[PROBLEM TO WORK ON] Report only how many lines hold the word "summary".

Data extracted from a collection
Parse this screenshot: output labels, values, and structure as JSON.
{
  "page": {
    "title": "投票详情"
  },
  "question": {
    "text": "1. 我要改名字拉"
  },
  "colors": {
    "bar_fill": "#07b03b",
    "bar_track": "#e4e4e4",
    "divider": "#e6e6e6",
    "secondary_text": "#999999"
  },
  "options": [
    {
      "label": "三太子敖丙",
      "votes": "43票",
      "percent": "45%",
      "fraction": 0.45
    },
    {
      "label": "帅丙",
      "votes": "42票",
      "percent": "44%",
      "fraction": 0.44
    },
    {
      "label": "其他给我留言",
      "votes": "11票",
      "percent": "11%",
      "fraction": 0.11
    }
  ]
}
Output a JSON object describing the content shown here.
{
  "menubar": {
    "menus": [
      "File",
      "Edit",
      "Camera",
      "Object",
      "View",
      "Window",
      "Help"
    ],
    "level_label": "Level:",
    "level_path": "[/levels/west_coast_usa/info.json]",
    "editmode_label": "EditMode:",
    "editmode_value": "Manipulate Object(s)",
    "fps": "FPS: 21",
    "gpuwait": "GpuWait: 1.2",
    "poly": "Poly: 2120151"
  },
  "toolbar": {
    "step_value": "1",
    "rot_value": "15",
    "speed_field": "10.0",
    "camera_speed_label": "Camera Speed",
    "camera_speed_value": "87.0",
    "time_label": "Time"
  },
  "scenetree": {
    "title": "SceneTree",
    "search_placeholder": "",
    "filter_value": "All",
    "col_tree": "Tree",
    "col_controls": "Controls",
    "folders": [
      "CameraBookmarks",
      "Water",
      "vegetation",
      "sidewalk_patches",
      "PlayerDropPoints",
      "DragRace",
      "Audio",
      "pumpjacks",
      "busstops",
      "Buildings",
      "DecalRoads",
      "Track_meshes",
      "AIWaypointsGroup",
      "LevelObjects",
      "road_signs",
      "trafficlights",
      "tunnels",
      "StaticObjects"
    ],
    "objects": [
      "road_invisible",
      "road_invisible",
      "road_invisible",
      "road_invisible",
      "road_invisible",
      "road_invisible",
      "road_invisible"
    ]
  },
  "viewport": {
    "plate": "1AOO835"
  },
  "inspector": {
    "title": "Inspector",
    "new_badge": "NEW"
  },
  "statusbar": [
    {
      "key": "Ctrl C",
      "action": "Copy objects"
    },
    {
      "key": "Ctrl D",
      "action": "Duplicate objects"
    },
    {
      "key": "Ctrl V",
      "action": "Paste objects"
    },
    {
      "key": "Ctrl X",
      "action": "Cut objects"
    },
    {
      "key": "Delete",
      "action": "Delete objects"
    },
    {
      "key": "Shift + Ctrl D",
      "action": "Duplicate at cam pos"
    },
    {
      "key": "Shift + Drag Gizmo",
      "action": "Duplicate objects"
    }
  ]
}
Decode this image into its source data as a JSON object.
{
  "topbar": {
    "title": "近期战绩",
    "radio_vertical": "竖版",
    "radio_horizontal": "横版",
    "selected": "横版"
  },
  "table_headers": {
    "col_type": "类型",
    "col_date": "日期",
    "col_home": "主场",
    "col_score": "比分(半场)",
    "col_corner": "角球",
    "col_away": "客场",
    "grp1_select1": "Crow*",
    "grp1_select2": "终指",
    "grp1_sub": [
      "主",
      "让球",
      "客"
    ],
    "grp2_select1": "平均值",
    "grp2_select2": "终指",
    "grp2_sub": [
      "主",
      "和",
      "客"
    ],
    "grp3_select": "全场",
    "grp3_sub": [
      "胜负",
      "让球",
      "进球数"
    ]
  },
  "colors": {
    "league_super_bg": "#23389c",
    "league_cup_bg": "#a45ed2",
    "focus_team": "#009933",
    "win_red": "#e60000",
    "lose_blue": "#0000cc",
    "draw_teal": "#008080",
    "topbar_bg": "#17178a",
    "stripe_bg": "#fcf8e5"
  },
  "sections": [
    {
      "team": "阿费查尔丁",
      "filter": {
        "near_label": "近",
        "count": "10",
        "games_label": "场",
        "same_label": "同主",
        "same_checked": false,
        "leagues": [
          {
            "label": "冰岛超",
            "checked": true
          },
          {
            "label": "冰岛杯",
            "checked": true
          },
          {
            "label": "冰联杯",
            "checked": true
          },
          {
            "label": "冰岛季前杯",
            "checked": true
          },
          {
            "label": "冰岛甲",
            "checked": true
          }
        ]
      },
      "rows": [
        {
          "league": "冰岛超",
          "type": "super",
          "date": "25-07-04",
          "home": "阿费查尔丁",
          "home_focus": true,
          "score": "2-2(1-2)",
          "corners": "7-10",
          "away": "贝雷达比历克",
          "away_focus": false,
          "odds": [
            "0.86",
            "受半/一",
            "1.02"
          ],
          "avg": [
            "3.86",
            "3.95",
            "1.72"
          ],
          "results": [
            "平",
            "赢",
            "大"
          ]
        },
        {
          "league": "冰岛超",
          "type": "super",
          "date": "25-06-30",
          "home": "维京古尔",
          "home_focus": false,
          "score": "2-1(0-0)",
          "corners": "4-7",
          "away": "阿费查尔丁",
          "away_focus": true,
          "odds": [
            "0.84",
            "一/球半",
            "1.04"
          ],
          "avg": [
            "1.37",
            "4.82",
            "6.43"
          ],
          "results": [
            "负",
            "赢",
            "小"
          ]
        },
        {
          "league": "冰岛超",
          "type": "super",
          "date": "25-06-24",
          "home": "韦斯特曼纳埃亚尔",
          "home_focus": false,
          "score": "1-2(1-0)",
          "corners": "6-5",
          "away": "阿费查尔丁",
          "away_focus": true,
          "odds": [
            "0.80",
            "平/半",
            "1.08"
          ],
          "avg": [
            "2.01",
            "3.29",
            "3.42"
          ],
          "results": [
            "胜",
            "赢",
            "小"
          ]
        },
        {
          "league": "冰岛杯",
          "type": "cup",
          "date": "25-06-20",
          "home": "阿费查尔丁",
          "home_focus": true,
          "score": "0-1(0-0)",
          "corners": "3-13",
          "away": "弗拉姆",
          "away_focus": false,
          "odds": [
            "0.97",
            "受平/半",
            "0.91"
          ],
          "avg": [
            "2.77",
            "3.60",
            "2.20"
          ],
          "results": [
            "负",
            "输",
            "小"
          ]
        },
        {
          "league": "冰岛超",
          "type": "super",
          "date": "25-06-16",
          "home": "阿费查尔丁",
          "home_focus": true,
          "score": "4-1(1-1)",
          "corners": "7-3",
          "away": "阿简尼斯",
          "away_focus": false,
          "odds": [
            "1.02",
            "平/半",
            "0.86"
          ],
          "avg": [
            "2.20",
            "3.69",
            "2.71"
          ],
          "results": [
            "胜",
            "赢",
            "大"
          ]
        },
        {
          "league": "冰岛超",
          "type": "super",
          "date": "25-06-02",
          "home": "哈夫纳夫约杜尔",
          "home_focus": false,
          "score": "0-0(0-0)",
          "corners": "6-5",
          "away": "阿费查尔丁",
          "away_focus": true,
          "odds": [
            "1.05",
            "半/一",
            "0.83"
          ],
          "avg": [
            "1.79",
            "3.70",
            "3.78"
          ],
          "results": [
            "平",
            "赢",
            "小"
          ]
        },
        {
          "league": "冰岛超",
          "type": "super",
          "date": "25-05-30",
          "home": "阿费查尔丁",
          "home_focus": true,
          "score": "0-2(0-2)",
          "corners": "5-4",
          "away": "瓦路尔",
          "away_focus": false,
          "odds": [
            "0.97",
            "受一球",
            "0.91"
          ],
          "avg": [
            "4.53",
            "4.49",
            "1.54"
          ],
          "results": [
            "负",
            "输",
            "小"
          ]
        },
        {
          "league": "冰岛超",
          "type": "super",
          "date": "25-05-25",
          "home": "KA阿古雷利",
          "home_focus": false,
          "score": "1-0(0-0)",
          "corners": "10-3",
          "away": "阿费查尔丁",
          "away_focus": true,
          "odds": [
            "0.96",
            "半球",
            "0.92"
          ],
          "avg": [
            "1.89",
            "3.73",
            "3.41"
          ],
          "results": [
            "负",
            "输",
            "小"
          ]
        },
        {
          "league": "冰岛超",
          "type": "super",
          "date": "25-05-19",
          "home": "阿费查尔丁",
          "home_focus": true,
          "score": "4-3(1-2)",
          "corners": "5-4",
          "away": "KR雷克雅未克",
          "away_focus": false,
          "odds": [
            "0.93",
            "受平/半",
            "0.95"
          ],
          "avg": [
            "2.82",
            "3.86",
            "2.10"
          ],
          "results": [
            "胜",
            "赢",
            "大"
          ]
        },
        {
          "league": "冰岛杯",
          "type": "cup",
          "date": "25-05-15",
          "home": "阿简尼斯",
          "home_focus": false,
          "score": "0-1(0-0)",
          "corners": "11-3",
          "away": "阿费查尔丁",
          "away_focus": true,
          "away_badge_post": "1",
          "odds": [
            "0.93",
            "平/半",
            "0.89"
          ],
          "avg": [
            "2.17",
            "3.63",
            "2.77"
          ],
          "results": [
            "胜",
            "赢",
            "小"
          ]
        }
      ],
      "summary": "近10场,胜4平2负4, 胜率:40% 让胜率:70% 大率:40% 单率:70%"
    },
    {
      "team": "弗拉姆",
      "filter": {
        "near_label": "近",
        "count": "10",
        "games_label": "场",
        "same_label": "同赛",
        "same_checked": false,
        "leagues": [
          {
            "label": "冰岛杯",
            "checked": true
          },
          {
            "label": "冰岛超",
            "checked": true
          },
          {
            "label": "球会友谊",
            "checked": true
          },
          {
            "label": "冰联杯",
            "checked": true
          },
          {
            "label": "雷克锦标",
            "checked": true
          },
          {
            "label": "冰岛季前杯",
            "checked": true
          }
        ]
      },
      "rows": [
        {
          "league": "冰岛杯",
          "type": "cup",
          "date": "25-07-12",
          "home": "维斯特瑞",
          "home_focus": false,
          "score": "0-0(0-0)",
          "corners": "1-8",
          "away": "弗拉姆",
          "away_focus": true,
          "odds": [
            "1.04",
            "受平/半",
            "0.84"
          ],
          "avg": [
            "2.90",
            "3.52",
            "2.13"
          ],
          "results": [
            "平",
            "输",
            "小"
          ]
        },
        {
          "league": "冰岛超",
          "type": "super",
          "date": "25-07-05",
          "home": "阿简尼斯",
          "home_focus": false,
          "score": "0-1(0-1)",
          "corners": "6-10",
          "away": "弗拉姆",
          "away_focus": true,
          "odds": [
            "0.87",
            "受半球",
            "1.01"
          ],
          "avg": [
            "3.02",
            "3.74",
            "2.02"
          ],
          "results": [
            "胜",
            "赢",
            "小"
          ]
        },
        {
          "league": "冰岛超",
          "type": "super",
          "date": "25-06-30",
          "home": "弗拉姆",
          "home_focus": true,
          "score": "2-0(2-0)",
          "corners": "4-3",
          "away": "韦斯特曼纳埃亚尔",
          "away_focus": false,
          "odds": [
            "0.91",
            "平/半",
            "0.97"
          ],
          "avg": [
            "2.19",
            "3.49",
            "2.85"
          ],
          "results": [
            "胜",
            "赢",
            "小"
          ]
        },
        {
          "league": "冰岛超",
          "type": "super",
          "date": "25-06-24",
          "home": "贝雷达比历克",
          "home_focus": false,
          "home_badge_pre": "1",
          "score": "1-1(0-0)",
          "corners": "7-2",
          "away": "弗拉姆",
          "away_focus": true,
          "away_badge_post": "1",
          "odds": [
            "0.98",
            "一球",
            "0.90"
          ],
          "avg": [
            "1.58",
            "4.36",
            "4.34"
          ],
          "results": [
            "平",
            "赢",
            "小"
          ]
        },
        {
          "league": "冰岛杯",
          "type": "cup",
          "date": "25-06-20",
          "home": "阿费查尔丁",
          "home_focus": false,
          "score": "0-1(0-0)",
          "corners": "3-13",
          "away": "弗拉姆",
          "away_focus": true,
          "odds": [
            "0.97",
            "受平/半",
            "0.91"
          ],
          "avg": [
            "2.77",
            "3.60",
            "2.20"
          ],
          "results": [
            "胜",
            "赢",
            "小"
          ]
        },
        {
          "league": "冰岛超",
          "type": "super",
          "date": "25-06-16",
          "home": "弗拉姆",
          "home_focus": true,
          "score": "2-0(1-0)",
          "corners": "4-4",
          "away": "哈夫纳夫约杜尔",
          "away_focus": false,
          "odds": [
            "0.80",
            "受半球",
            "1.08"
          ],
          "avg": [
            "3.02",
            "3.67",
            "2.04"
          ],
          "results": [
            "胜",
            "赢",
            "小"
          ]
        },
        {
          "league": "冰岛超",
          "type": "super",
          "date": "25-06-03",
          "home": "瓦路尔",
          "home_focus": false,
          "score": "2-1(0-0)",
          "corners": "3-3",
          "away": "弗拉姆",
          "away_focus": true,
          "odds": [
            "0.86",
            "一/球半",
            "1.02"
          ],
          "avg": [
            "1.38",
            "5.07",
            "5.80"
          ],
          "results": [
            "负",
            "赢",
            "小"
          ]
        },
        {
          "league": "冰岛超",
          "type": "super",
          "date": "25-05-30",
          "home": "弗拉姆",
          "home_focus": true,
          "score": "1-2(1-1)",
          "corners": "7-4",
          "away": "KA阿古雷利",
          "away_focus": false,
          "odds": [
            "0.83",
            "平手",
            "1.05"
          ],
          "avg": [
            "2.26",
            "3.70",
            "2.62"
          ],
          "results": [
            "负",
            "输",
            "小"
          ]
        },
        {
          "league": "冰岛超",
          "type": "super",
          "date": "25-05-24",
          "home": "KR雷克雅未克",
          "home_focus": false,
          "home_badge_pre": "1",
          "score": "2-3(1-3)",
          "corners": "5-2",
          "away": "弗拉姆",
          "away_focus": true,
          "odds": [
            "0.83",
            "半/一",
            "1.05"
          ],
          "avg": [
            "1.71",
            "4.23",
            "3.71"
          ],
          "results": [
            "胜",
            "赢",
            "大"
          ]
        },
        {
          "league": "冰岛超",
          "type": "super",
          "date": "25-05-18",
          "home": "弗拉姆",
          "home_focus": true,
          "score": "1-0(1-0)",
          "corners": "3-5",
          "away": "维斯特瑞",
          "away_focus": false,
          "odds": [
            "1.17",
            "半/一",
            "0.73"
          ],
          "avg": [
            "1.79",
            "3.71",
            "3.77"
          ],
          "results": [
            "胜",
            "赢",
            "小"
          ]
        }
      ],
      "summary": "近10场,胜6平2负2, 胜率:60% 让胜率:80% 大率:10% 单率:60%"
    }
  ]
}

[EXPECTED OUTPUT] 2